(GOAL OF THE EXERCISE): Extract each line holding the word "circle" from the entries.

[Records]
********************

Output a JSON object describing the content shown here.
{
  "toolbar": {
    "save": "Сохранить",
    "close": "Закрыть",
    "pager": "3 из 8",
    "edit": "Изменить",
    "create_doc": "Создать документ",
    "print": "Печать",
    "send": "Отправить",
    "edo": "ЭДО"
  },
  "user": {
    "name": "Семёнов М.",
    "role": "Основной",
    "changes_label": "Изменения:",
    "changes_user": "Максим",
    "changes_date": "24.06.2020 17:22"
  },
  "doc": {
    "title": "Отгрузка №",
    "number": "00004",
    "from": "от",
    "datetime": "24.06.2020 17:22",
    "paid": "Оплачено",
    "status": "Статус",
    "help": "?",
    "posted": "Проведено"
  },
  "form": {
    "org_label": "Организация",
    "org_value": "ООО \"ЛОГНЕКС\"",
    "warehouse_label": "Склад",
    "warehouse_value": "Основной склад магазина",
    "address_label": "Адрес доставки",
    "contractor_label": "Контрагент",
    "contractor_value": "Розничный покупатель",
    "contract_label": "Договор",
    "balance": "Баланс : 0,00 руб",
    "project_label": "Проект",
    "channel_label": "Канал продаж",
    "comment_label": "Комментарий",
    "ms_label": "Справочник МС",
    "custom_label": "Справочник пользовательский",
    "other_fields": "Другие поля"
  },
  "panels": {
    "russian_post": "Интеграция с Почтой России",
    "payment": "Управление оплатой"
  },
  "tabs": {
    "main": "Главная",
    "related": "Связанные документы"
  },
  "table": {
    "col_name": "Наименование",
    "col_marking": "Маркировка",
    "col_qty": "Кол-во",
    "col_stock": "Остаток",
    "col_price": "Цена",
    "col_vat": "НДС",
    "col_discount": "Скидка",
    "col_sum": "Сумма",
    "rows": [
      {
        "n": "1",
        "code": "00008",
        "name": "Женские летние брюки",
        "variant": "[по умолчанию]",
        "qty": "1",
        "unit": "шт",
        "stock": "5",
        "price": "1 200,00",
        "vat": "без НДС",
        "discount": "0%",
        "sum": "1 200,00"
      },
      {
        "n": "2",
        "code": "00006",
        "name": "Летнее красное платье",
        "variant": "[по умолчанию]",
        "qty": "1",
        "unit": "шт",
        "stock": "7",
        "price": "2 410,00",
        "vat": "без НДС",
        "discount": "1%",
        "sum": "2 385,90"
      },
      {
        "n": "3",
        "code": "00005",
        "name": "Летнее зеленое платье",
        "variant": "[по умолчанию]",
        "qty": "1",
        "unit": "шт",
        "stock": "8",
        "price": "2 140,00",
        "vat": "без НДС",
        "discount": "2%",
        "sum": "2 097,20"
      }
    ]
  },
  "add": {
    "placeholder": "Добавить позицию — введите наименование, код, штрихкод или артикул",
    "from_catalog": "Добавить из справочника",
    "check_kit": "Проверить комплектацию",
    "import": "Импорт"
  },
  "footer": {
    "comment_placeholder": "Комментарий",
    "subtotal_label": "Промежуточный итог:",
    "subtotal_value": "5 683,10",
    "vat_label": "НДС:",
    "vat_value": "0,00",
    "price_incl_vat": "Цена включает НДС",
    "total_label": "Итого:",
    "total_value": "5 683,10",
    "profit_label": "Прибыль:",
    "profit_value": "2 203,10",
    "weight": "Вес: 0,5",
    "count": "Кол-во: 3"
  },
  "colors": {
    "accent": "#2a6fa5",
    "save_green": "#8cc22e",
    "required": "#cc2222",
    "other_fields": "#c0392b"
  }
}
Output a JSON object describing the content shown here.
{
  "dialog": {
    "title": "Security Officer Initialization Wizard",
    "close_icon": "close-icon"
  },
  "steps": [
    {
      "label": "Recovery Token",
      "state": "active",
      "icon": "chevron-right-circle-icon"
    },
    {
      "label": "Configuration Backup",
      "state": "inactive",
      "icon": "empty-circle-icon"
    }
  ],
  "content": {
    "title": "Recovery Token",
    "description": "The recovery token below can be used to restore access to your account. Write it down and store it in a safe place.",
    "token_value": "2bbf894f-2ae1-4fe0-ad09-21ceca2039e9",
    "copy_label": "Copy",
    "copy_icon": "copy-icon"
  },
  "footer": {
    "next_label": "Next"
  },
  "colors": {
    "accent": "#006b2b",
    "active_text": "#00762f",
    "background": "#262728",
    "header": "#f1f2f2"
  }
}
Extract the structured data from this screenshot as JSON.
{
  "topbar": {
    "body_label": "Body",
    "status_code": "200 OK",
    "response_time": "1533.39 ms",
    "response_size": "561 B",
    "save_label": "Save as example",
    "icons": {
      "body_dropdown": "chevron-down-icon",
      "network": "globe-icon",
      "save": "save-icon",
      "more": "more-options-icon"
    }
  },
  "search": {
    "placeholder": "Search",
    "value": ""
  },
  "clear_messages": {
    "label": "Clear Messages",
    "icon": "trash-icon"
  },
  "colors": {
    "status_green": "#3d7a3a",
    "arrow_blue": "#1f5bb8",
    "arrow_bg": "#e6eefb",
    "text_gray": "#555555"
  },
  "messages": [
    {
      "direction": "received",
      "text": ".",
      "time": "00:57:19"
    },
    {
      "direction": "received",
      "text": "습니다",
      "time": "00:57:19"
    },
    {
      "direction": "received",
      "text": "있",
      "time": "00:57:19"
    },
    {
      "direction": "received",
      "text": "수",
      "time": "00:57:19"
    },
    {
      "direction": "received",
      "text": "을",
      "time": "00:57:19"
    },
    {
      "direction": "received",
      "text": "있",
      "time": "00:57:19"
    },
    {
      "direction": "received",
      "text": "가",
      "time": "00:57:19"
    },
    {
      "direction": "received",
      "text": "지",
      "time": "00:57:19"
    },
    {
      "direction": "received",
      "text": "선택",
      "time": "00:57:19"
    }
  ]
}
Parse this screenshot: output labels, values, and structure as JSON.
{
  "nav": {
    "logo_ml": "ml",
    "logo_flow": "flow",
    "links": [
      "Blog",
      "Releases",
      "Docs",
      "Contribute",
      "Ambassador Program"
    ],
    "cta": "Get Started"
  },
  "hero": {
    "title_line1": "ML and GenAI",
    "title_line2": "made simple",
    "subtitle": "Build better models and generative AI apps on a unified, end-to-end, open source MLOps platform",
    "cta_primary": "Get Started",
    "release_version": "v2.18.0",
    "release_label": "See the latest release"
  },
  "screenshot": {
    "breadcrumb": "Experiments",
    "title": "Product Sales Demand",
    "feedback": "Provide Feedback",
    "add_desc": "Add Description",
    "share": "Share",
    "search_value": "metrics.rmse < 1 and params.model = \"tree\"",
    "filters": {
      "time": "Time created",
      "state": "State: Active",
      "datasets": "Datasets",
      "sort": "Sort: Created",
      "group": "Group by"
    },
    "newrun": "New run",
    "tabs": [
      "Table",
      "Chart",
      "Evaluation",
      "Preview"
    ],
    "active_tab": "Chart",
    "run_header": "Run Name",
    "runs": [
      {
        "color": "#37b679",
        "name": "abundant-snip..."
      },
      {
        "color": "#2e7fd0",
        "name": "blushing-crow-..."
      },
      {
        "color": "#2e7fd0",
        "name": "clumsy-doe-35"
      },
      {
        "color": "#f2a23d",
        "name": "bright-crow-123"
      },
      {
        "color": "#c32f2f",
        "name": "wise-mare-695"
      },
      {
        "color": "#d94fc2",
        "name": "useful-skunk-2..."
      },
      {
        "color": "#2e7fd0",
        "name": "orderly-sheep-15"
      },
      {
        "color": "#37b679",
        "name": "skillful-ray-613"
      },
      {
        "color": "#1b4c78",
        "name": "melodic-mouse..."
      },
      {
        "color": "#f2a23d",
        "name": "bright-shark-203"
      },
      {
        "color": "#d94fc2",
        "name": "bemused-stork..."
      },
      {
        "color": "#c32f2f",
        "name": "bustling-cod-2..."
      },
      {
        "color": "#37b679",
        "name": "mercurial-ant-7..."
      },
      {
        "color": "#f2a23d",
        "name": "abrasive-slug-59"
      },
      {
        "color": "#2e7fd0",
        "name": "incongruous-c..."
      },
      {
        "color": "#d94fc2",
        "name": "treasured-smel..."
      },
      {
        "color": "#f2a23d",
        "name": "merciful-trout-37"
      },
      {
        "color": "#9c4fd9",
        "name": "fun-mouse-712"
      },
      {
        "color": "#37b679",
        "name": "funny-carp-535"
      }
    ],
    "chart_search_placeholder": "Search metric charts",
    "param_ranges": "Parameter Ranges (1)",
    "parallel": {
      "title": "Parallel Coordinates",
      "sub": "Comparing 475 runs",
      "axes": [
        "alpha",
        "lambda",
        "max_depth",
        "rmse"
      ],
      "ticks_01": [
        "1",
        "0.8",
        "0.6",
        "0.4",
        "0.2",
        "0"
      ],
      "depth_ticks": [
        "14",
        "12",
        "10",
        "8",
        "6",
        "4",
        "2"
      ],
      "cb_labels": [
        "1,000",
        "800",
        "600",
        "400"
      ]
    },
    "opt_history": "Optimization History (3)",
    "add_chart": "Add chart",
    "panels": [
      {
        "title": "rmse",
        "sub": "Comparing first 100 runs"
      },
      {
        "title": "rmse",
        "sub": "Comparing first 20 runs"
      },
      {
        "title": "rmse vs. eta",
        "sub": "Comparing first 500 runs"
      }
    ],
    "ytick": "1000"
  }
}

********************

(TASK SOLUTION):
      "icon": "chevron-right-circle-icon"
      "icon": "empty-circle-icon"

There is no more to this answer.